◆ Stated task: Pick out every line of the records that contains the string "группы", and copy each one in full.

◆ Layout element annotations:
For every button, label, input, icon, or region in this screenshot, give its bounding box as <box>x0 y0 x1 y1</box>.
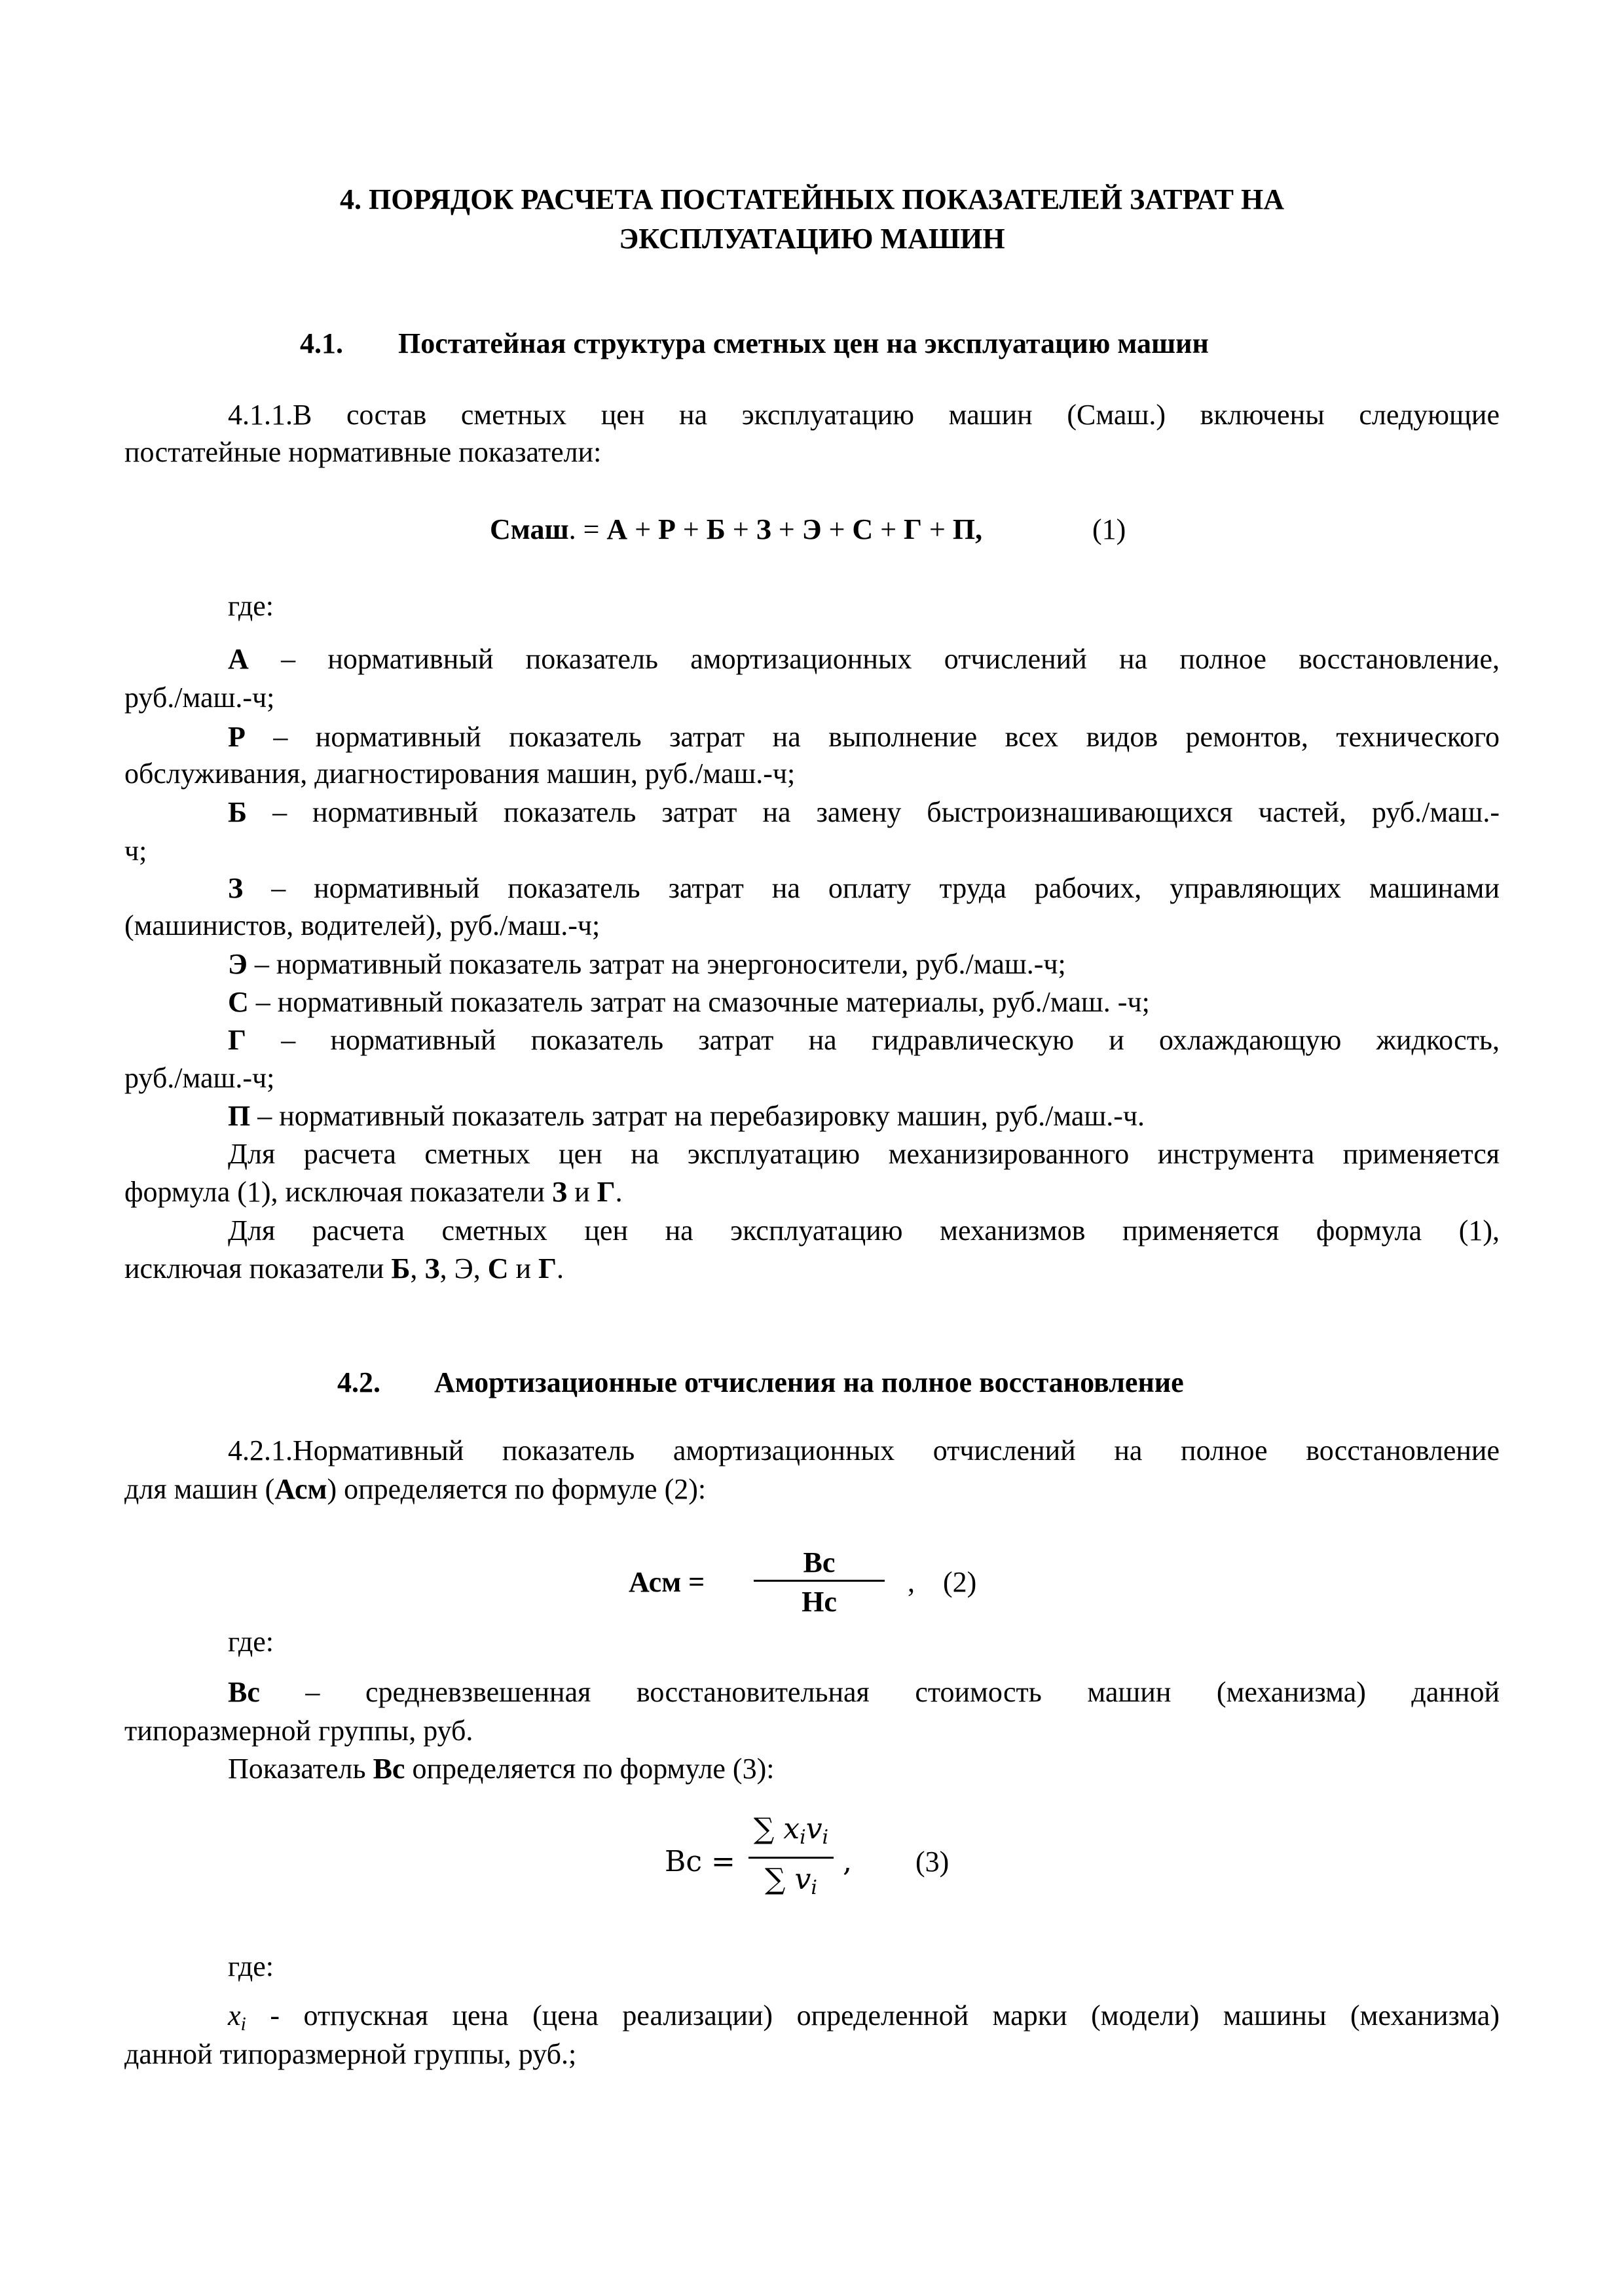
item-e-text: – нормативный показатель затрат на энергоносители, руб./маш.-ч; <box>247 948 1066 980</box>
where-label-3: где: <box>228 1950 274 1982</box>
note-2-line-1: Для расчета сметных цен на эксплуатацию механизмов применяется формула (1), <box>228 1214 1500 1247</box>
formula-2-separator: , <box>908 1566 915 1598</box>
formula-2-numerator: Вс <box>803 1546 836 1578</box>
item-g-text: – нормативный показатель затрат на гидравлическую и охлаждающую жидкость, <box>246 1024 1500 1056</box>
formula-1-term-p: П <box>952 513 976 545</box>
note-2-b: Б <box>391 1252 411 1285</box>
item-p-text: – нормативный показатель затрат на перебазировку машин, руб./маш.-ч. <box>250 1100 1145 1132</box>
bc-definition-line-1: Вс – средневзвешенная восстановительная стоимость машин (механизма) данной <box>228 1676 1500 1708</box>
formula-3-number: (3) <box>915 1846 950 1878</box>
formula-2-number: (2) <box>943 1566 977 1598</box>
note-2-g: Г <box>538 1252 557 1285</box>
formula-3-lhs: Вс = <box>665 1845 735 1878</box>
formula-1: Смаш. = А + Р + Б + З + Э + С + Г + П, <box>490 513 983 545</box>
note-1-g: Г <box>597 1176 616 1208</box>
formula-2-lhs: Асм = <box>629 1566 705 1598</box>
paragraph-4-1-1-line-1: 4.1.1.В состав сметных цен на эксплуатацию машин (Смаш.) включены следующие <box>228 399 1500 431</box>
section-4-2-number: 4.2. <box>337 1366 380 1398</box>
item-p-symbol: П <box>228 1100 251 1132</box>
formula-1-term-g: Г <box>904 513 923 545</box>
item-s-text: – нормативный показатель затрат на смазочные материалы, руб./маш. -ч; <box>248 986 1150 1018</box>
item-r-symbol: Р <box>228 721 246 753</box>
formula-1-term-e: Э <box>802 513 822 545</box>
formula-1-eq: . = <box>568 513 607 545</box>
xi-definition-line-1: $x_i$ - отпускная цена (цена реализации) определенной марки (модели) машины (механизма) <box>228 1999 1500 2035</box>
where-label-2: где: <box>228 1626 274 1658</box>
xi-symbol: x <box>228 1999 241 2032</box>
formula-2-fraction-bar <box>754 1580 885 1582</box>
item-g-line-1 <box>228 1026 1500 1055</box>
formula-1-term-z: З <box>756 513 771 545</box>
formula-1-lhs: Смаш <box>490 513 569 545</box>
item-r-line-2: обслуживания, диагностирования машин, руб./маш.-ч; <box>124 757 796 790</box>
item-z-symbol: З <box>228 872 244 904</box>
asm-symbol: Асм <box>274 1473 327 1505</box>
note-2-s: С <box>487 1252 509 1285</box>
chapter-title-line-2: ЭКСПЛУАТАЦИЮ МАШИН <box>619 223 1005 255</box>
item-z-line-1 <box>228 874 1500 903</box>
item-z-line-2: (машинистов, водителей), руб./маш.-ч; <box>124 909 600 941</box>
note-1-line-2: формула (1), исключая показатели З и Г. <box>124 1176 623 1208</box>
item-g-symbol: Г <box>228 1024 246 1056</box>
paragraph-4-2-1-line-1: 4.2.1.Нормативный показатель амортизационных отчислений на полное восстановление <box>228 1434 1500 1467</box>
item-r-text: – нормативный показатель затрат на выполнение всех видов ремонтов, технического <box>245 721 1500 753</box>
formula-3-fraction-bar <box>748 1857 834 1859</box>
formula-3-numerator: ∑ $x_iv_i$ <box>753 1812 829 1849</box>
item-r-line-1 <box>228 723 1500 752</box>
chapter-title-line-1: 4. ПОРЯДОК РАСЧЕТА ПОСТАТЕЙНЫХ ПОКАЗАТЕЛЕЙ ЗАТРАТ НА <box>340 183 1284 215</box>
note-2-z: З <box>424 1252 440 1285</box>
bc-definition-line-2: типоразмерной группы, руб. <box>124 1715 473 1747</box>
item-b-line-1 <box>228 798 1500 827</box>
section-4-1-heading: Постатейная структура сметных цен на эксплуатацию машин <box>398 327 1209 359</box>
paragraph-4-2-1-line-2: для машин (Асм) определяется по формуле (2): <box>124 1473 707 1505</box>
note-2-line-2: исключая показатели Б, З, Э, С и Г. <box>124 1252 564 1285</box>
note-1-z: З <box>551 1176 568 1208</box>
item-e-symbol: Э <box>228 948 248 980</box>
item-p-line-1 <box>228 1102 1500 1131</box>
formula-1-number: (1) <box>1092 513 1126 545</box>
formula-1-term-b: Б <box>706 513 726 545</box>
item-a-text: – нормативный показатель амортизационных отчислений на полное восстановление, <box>248 643 1500 675</box>
formula-1-term-a: А <box>606 513 628 545</box>
bc-symbol: Вс <box>228 1676 260 1708</box>
item-e-line-1 <box>228 950 1500 979</box>
item-g-line-2: руб./маш.-ч; <box>124 1062 275 1094</box>
formula-3-separator: , <box>843 1845 852 1878</box>
formula-1-term-r: Р <box>658 513 676 545</box>
item-b-line-2: ч; <box>124 835 147 867</box>
formula-2-denominator: Нс <box>802 1586 837 1618</box>
where-label-1: где: <box>228 590 274 622</box>
section-4-2-heading: Амортизационные отчисления на полное восстановление <box>434 1366 1184 1398</box>
paragraph-4-1-1-line-2: постатейные нормативные показатели: <box>124 436 602 468</box>
item-a-line-2: руб./маш.-ч; <box>124 682 275 714</box>
item-b-symbol: Б <box>228 796 248 828</box>
item-s-line-1 <box>228 988 1500 1017</box>
bc-formula-intro: Показатель Вс определяется по формуле (3): <box>228 1753 775 1785</box>
item-s-symbol: С <box>228 986 249 1018</box>
section-4-1-number: 4.1. <box>300 327 343 359</box>
item-a-line-1 <box>228 645 1500 674</box>
formula-3-denominator: ∑ $v_i$ <box>765 1863 817 1899</box>
item-b-text: – нормативный показатель затрат на замену быстроизнашивающихся частей, руб./маш.- <box>247 796 1500 828</box>
formula-1-term-s: С <box>852 513 874 545</box>
item-a-symbol: А <box>228 643 249 675</box>
bc-symbol-2: Вс <box>373 1753 405 1785</box>
note-1-line-1: Для расчета сметных цен на эксплуатацию механизированного инструмента применяется <box>228 1138 1500 1170</box>
xi-definition-line-2: данной типоразмерной группы, руб.; <box>124 2038 577 2070</box>
item-z-text: – нормативный показатель затрат на оплату труда рабочих, управляющих машинами <box>243 872 1500 904</box>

◆ Response:
bc-definition-line-2: типоразмерной группы, руб. <box>124 1715 473 1747</box>
xi-definition-line-2: данной типоразмерной группы, руб.; <box>124 2038 577 2070</box>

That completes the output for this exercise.